> _Items from a data source_
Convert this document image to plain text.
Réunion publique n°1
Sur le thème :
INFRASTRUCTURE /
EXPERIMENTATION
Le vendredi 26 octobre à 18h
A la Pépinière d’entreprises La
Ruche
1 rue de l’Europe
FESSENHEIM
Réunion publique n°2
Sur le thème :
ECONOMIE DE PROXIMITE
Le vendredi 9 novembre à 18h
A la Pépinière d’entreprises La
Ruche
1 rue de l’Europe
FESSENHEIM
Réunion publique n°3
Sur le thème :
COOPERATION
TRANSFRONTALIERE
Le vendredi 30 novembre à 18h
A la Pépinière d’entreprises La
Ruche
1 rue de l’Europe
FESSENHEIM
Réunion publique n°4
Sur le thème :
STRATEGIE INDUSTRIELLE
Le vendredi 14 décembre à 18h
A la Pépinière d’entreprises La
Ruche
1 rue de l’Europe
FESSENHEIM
---
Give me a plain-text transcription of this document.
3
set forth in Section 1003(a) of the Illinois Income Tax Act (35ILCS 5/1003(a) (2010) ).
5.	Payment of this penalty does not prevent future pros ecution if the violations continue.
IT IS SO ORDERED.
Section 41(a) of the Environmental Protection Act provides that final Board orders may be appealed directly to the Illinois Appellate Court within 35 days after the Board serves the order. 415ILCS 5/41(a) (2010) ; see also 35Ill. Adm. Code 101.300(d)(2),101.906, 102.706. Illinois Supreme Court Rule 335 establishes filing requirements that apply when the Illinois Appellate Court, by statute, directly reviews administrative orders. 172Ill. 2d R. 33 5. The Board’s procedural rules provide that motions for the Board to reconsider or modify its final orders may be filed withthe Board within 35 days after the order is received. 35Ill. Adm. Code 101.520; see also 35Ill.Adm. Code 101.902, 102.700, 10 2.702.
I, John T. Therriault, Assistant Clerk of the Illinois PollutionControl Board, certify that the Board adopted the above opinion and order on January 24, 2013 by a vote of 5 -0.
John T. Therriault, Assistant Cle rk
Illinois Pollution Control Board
==
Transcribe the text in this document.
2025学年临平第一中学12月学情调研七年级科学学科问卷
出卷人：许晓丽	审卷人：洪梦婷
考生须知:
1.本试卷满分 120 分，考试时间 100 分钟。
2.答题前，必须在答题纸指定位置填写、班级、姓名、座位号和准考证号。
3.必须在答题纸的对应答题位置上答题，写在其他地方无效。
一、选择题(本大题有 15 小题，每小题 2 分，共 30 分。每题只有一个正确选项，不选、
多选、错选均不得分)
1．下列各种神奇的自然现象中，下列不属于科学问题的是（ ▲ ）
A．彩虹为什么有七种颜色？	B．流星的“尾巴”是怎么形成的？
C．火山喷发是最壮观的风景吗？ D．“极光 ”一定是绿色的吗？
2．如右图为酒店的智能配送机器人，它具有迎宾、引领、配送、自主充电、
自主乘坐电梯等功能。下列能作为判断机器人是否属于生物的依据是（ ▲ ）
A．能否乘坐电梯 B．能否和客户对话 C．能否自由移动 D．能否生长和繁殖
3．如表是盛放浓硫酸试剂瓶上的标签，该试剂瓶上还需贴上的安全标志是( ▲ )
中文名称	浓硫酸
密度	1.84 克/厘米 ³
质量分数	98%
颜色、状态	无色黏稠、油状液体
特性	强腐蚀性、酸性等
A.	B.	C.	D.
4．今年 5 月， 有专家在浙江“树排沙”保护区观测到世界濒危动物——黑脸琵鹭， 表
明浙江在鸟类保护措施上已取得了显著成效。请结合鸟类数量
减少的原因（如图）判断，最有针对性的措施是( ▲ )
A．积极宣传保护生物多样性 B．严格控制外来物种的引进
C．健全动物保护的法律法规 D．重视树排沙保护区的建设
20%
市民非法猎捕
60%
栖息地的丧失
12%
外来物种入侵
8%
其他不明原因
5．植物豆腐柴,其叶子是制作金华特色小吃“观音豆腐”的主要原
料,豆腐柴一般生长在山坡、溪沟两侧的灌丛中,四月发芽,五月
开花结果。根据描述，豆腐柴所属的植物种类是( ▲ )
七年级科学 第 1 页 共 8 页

> _GIVEN TASK_
Return all lines containing "text".

> _THE RESPONSE_
Convert this document image to plain text.
Give me a plain-text transcription of this document.
Transcribe the text in this document.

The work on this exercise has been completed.